• [YOUR TASK] Reproduce each line that includes the word "José".

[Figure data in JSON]

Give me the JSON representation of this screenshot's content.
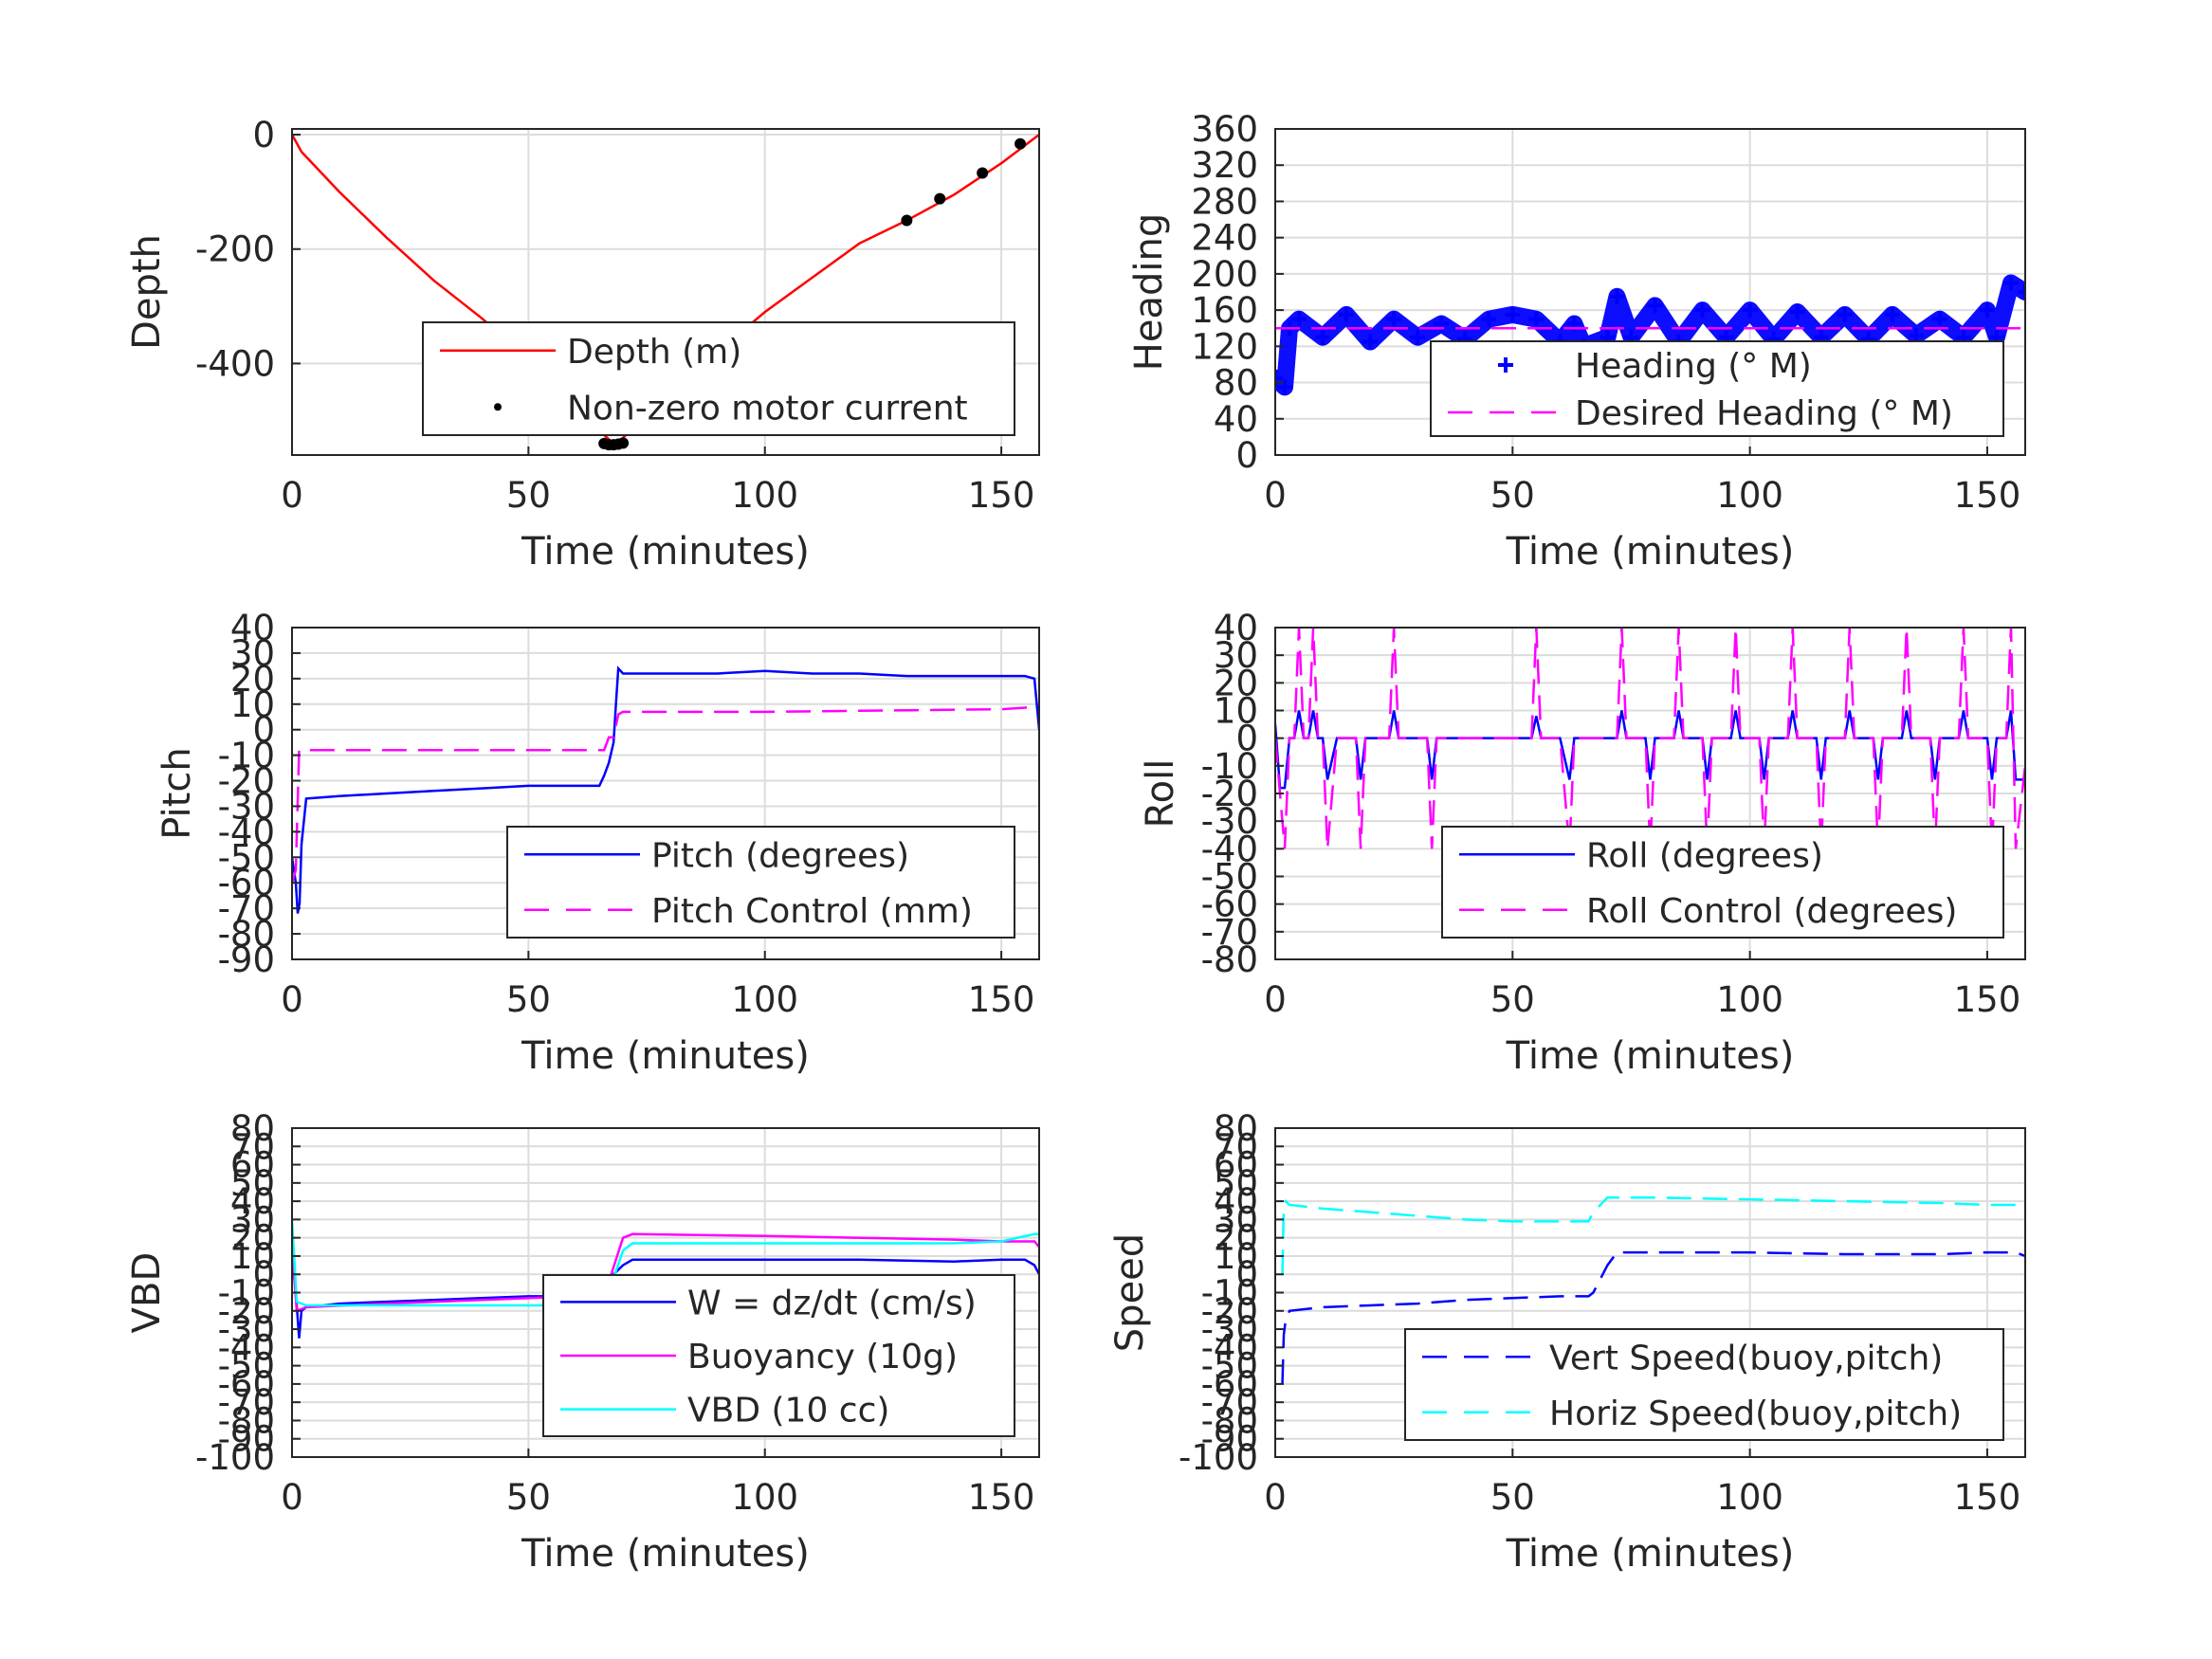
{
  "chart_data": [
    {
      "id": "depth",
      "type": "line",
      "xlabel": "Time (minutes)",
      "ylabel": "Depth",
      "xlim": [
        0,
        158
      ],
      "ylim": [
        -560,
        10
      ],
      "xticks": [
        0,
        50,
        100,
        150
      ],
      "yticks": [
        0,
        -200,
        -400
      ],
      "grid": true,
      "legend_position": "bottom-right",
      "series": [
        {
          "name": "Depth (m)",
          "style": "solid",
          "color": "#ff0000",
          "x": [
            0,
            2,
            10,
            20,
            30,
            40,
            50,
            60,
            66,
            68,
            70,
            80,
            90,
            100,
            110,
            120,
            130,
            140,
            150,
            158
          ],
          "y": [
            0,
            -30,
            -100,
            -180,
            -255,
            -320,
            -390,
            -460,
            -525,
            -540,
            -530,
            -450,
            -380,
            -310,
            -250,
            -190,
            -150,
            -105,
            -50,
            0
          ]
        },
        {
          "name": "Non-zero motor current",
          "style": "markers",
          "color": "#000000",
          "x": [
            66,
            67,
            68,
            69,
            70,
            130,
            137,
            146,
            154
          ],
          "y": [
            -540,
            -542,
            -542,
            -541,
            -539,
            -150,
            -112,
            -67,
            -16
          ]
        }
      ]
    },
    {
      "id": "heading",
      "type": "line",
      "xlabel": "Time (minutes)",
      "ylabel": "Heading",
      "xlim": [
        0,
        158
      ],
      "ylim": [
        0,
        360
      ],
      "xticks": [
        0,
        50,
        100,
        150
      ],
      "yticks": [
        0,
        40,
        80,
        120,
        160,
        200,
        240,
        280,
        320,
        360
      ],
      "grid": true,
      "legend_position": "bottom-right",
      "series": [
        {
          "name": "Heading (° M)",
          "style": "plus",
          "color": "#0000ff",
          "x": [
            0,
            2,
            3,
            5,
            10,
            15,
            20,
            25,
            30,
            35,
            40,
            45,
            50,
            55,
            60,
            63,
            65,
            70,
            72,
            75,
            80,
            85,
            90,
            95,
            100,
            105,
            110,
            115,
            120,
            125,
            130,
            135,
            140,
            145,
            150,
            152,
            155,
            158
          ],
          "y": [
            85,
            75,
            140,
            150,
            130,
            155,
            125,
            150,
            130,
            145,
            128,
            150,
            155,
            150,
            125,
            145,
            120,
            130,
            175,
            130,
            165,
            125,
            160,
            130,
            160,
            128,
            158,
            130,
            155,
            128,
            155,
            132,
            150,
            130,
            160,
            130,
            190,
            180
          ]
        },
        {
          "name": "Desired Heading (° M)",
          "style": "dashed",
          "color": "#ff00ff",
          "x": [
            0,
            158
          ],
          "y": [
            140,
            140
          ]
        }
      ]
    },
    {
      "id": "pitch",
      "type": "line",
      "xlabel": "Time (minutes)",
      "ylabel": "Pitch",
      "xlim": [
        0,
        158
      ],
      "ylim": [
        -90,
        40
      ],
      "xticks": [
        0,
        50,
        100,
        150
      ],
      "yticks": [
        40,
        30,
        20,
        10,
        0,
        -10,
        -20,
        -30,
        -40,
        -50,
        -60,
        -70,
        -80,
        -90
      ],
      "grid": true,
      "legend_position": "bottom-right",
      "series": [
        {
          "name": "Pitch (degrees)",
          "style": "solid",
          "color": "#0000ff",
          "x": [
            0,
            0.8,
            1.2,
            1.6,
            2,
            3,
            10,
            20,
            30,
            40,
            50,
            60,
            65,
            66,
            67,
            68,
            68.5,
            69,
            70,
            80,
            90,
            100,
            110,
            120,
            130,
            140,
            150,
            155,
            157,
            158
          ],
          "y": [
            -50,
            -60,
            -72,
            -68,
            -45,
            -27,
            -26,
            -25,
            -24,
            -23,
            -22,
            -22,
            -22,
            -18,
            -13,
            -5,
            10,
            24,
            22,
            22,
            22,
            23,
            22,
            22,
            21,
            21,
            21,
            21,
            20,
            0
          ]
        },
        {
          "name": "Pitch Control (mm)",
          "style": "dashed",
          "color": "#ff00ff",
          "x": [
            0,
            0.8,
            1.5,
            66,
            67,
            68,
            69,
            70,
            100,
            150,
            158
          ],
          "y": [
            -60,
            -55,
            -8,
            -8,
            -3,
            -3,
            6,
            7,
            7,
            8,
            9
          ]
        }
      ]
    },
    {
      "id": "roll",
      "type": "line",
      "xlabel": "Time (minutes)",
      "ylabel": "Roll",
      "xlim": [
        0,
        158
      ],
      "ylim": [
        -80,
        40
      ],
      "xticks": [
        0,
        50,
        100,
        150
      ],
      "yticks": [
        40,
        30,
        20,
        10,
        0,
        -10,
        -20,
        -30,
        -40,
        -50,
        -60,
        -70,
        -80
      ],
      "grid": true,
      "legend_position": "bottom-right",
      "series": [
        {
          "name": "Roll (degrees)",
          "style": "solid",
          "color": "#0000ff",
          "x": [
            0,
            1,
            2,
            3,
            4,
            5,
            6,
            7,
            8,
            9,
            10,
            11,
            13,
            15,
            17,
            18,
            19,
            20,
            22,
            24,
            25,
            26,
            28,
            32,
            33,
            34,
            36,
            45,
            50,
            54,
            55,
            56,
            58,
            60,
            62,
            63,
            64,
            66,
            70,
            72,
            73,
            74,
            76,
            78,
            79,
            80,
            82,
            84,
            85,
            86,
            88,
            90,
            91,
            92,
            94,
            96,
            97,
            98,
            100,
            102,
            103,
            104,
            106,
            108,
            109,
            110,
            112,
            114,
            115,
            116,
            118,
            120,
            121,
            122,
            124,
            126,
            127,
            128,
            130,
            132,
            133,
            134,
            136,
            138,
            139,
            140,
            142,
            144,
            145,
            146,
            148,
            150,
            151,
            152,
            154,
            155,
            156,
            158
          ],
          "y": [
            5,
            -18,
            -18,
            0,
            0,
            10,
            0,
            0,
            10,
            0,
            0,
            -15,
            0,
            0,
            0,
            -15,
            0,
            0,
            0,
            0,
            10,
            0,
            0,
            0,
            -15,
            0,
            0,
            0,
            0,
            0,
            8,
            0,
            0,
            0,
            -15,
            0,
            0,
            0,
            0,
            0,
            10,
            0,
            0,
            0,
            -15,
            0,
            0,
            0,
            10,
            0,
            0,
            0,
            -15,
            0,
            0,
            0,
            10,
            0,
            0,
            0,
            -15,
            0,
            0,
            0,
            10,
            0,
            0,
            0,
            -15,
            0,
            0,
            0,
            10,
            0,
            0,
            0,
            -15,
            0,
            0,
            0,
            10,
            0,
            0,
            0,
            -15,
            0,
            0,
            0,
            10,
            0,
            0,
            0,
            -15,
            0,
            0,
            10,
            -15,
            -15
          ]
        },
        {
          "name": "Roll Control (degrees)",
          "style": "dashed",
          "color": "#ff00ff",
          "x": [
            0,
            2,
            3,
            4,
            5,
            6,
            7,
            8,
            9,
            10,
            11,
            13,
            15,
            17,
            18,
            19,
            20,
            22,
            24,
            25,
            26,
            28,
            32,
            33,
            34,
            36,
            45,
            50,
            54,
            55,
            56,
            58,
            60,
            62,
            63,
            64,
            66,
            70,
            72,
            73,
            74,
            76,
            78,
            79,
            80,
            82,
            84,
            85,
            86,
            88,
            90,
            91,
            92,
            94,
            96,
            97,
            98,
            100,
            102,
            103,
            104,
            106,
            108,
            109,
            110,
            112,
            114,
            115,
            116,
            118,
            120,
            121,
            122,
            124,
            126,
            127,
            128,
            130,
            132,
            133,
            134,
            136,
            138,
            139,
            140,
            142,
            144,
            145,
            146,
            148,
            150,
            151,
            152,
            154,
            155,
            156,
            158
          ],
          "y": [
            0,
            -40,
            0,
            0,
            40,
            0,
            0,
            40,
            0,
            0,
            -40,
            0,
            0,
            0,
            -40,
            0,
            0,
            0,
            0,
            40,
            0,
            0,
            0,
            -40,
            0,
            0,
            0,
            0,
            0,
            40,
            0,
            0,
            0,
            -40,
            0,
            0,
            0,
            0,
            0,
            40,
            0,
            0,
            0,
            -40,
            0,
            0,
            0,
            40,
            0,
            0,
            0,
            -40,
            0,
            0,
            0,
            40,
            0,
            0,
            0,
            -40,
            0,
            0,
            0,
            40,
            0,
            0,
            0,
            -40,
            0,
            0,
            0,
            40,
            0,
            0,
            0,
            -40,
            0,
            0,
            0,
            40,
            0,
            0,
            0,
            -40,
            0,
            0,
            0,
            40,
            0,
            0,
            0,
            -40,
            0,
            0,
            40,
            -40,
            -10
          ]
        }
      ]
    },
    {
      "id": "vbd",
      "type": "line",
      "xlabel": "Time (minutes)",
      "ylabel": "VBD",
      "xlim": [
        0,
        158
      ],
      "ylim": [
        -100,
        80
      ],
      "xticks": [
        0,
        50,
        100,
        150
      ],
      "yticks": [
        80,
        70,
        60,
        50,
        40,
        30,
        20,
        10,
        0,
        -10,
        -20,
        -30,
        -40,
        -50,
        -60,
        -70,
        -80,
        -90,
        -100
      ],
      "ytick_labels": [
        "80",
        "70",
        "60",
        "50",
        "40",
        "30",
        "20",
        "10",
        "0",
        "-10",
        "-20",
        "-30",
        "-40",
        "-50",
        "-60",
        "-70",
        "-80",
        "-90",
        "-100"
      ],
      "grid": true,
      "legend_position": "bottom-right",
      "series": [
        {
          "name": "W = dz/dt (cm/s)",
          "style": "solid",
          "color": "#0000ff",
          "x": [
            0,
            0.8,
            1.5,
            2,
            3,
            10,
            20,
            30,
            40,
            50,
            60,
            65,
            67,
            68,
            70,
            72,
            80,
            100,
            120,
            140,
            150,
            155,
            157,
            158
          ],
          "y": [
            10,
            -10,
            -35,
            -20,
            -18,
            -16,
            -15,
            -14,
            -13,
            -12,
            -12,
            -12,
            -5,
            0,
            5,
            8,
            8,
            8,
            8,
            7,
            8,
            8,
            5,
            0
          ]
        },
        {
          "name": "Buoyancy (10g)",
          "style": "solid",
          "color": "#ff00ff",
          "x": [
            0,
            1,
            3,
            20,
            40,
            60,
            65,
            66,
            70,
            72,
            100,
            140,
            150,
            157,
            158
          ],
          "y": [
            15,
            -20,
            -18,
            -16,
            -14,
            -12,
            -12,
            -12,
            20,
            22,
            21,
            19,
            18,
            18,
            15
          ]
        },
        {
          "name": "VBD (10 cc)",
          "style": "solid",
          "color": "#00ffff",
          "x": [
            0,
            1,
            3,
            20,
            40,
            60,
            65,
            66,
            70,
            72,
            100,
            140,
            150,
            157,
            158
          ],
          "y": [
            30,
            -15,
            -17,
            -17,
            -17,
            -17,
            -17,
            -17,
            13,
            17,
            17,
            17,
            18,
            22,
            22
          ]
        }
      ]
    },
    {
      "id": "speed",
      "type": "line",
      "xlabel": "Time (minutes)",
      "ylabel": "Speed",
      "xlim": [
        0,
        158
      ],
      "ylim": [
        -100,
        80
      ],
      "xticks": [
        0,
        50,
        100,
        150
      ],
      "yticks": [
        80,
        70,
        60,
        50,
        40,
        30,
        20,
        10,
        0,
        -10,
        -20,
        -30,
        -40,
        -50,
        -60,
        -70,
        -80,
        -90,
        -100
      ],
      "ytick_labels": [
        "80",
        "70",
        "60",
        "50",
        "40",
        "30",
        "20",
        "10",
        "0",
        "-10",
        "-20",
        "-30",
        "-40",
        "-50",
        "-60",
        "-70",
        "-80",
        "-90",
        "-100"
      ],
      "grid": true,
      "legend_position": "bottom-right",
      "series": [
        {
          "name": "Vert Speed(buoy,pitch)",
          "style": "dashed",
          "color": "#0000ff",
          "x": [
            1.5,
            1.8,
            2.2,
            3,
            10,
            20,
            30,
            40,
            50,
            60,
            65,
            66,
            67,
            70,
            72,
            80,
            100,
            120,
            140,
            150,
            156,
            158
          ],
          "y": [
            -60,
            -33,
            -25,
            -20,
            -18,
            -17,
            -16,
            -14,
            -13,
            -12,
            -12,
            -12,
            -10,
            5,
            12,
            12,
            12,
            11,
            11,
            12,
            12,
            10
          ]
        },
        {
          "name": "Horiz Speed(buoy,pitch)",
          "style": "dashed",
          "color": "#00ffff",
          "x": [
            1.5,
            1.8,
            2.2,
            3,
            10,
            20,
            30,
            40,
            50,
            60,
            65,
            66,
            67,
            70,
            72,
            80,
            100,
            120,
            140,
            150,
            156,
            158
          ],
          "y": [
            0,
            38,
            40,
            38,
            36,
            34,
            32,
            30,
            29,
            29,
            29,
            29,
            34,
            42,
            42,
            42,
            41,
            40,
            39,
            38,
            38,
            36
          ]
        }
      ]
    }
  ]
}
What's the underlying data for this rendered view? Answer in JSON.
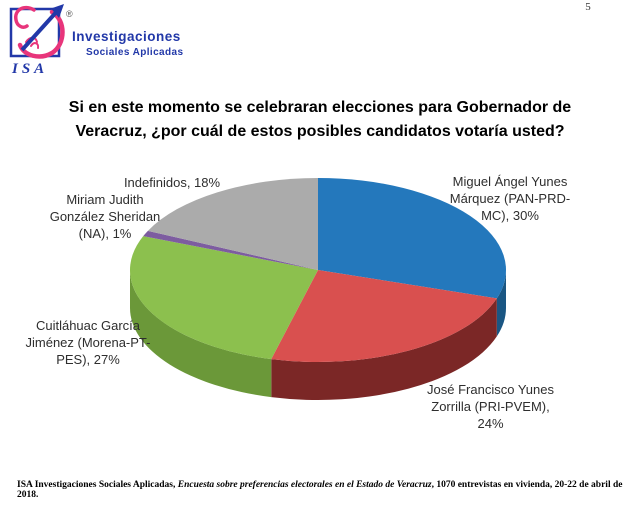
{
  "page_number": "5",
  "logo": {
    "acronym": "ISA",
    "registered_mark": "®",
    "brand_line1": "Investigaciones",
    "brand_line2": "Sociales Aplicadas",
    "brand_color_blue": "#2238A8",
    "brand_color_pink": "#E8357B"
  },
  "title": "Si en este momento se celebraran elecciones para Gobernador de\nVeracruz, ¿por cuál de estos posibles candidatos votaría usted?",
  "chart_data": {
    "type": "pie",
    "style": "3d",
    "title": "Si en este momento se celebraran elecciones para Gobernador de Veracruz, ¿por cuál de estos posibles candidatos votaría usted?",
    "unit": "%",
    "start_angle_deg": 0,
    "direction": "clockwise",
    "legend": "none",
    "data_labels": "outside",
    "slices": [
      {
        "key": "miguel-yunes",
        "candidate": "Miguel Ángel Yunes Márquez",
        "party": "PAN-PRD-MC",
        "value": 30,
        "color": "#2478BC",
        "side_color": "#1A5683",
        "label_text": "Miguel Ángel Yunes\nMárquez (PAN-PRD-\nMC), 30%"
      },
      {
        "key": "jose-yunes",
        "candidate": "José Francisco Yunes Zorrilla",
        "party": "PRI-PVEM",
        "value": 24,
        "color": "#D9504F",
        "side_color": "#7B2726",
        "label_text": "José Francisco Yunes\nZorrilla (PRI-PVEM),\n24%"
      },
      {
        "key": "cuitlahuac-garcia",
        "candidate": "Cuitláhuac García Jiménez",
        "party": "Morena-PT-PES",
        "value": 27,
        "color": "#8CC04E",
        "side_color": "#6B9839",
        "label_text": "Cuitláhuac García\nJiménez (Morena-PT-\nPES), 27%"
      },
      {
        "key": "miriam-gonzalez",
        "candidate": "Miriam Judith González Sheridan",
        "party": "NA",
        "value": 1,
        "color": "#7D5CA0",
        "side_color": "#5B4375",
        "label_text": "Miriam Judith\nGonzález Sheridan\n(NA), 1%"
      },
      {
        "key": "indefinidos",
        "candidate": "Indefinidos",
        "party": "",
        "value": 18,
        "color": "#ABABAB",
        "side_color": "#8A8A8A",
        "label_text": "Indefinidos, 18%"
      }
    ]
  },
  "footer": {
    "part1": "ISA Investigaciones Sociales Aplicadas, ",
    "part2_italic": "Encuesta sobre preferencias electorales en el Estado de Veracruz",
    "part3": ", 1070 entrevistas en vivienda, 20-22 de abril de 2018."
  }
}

• [REPLY TO THE TASK]
        "candidate": "José Francisco Yunes Zorrilla",
        "label_text": "José Francisco Yunes\nZorrilla (PRI-PVEM),\n24%"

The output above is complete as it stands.